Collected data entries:
◇ ◇ ◇ ◇ ◇
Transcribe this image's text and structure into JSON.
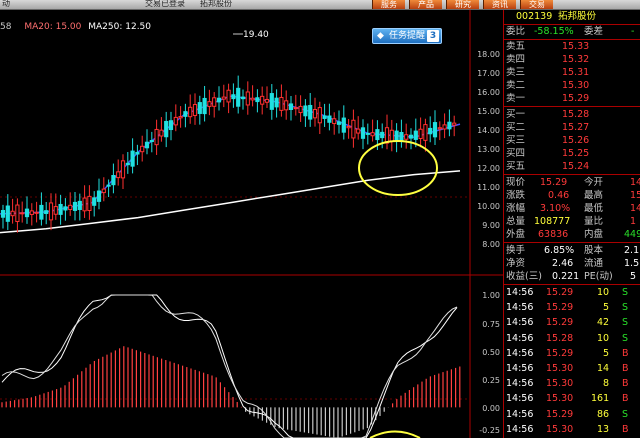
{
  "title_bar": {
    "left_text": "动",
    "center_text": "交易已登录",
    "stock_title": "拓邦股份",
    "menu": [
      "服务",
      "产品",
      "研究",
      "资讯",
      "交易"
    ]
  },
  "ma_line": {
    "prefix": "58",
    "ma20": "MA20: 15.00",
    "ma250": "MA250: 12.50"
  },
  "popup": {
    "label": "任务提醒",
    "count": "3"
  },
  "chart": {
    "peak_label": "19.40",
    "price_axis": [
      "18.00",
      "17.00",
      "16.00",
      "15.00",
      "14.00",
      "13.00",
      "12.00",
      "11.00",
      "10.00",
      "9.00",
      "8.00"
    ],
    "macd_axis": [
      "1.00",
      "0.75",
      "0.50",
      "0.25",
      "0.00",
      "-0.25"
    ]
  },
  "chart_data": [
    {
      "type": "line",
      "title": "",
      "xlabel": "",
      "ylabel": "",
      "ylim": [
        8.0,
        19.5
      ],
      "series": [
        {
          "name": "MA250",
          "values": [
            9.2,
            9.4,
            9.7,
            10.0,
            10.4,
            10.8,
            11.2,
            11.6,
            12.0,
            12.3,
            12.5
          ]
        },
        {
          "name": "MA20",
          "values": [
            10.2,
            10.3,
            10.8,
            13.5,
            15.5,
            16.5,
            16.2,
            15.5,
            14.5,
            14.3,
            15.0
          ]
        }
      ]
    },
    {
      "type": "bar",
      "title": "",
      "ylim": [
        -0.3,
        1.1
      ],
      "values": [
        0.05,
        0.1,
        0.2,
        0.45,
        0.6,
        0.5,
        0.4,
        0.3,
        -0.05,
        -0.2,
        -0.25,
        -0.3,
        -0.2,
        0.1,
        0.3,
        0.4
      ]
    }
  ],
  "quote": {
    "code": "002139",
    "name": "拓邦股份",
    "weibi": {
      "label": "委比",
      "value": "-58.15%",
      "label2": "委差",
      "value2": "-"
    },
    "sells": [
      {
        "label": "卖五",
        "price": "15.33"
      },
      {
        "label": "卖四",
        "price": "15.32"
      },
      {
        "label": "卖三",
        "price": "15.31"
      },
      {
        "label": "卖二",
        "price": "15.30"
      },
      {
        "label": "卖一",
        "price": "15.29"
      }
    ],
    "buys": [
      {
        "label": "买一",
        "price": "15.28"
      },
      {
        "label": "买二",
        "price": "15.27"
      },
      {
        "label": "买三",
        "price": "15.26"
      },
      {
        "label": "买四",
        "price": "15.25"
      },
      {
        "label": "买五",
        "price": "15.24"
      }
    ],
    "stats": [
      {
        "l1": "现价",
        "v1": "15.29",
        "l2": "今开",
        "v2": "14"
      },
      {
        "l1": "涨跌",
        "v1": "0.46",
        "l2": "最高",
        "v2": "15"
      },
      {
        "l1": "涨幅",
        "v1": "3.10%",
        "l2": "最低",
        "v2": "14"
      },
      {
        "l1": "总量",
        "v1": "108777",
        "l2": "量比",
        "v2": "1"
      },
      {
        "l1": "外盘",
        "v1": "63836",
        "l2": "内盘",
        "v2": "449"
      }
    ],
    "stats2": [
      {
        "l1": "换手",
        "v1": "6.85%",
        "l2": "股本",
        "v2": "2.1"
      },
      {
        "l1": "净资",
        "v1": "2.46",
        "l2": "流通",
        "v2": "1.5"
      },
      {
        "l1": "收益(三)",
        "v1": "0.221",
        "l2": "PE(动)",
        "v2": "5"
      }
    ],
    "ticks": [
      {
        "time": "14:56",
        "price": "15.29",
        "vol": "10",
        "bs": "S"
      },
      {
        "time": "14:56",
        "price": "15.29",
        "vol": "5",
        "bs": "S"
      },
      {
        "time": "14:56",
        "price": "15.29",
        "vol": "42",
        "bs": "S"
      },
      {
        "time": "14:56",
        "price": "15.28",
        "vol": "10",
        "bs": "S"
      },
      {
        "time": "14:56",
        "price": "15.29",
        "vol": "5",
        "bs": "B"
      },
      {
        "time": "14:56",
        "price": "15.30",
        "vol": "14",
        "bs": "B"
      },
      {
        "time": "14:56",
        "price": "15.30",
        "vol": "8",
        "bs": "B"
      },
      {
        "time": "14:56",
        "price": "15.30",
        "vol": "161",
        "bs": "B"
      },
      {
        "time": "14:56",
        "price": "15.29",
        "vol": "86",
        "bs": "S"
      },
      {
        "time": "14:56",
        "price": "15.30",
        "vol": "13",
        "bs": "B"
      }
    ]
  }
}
◇ ◇ ◇ ◇ ◇
- **Exercise task**:
Copy all the data exactly as written, but skip any picture.

- **Written answer**:
Transcribe this image's text and structure into JSON.
{
  "title_bar": {
    "left_text": "动",
    "center_text": "交易已登录",
    "stock_title": "拓邦股份",
    "menu": [
      "服务",
      "产品",
      "研究",
      "资讯",
      "交易"
    ]
  },
  "ma_line": {
    "prefix": "58",
    "ma20": "MA20: 15.00",
    "ma250": "MA250: 12.50"
  },
  "popup": {
    "label": "任务提醒",
    "count": "3"
  },
  "chart": {
    "peak_label": "19.40",
    "price_axis": [
      "18.00",
      "17.00",
      "16.00",
      "15.00",
      "14.00",
      "13.00",
      "12.00",
      "11.00",
      "10.00",
      "9.00",
      "8.00"
    ],
    "macd_axis": [
      "1.00",
      "0.75",
      "0.50",
      "0.25",
      "0.00",
      "-0.25"
    ]
  },
  "chart_data": [
    {
      "type": "line",
      "title": "",
      "xlabel": "",
      "ylabel": "",
      "ylim": [
        8.0,
        19.5
      ],
      "series": [
        {
          "name": "MA250",
          "values": [
            9.2,
            9.4,
            9.7,
            10.0,
            10.4,
            10.8,
            11.2,
            11.6,
            12.0,
            12.3,
            12.5
          ]
        },
        {
          "name": "MA20",
          "values": [
            10.2,
            10.3,
            10.8,
            13.5,
            15.5,
            16.5,
            16.2,
            15.5,
            14.5,
            14.3,
            15.0
          ]
        }
      ]
    },
    {
      "type": "bar",
      "title": "",
      "ylim": [
        -0.3,
        1.1
      ],
      "values": [
        0.05,
        0.1,
        0.2,
        0.45,
        0.6,
        0.5,
        0.4,
        0.3,
        -0.05,
        -0.2,
        -0.25,
        -0.3,
        -0.2,
        0.1,
        0.3,
        0.4
      ]
    }
  ],
  "quote": {
    "code": "002139",
    "name": "拓邦股份",
    "weibi": {
      "label": "委比",
      "value": "-58.15%",
      "label2": "委差",
      "value2": "-"
    },
    "sells": [
      {
        "label": "卖五",
        "price": "15.33"
      },
      {
        "label": "卖四",
        "price": "15.32"
      },
      {
        "label": "卖三",
        "price": "15.31"
      },
      {
        "label": "卖二",
        "price": "15.30"
      },
      {
        "label": "卖一",
        "price": "15.29"
      }
    ],
    "buys": [
      {
        "label": "买一",
        "price": "15.28"
      },
      {
        "label": "买二",
        "price": "15.27"
      },
      {
        "label": "买三",
        "price": "15.26"
      },
      {
        "label": "买四",
        "price": "15.25"
      },
      {
        "label": "买五",
        "price": "15.24"
      }
    ],
    "stats": [
      {
        "l1": "现价",
        "v1": "15.29",
        "l2": "今开",
        "v2": "14"
      },
      {
        "l1": "涨跌",
        "v1": "0.46",
        "l2": "最高",
        "v2": "15"
      },
      {
        "l1": "涨幅",
        "v1": "3.10%",
        "l2": "最低",
        "v2": "14"
      },
      {
        "l1": "总量",
        "v1": "108777",
        "l2": "量比",
        "v2": "1"
      },
      {
        "l1": "外盘",
        "v1": "63836",
        "l2": "内盘",
        "v2": "449"
      }
    ],
    "stats2": [
      {
        "l1": "换手",
        "v1": "6.85%",
        "l2": "股本",
        "v2": "2.1"
      },
      {
        "l1": "净资",
        "v1": "2.46",
        "l2": "流通",
        "v2": "1.5"
      },
      {
        "l1": "收益(三)",
        "v1": "0.221",
        "l2": "PE(动)",
        "v2": "5"
      }
    ],
    "ticks": [
      {
        "time": "14:56",
        "price": "15.29",
        "vol": "10",
        "bs": "S"
      },
      {
        "time": "14:56",
        "price": "15.29",
        "vol": "5",
        "bs": "S"
      },
      {
        "time": "14:56",
        "price": "15.29",
        "vol": "42",
        "bs": "S"
      },
      {
        "time": "14:56",
        "price": "15.28",
        "vol": "10",
        "bs": "S"
      },
      {
        "time": "14:56",
        "price": "15.29",
        "vol": "5",
        "bs": "B"
      },
      {
        "time": "14:56",
        "price": "15.30",
        "vol": "14",
        "bs": "B"
      },
      {
        "time": "14:56",
        "price": "15.30",
        "vol": "8",
        "bs": "B"
      },
      {
        "time": "14:56",
        "price": "15.30",
        "vol": "161",
        "bs": "B"
      },
      {
        "time": "14:56",
        "price": "15.29",
        "vol": "86",
        "bs": "S"
      },
      {
        "time": "14:56",
        "price": "15.30",
        "vol": "13",
        "bs": "B"
      }
    ]
  }
}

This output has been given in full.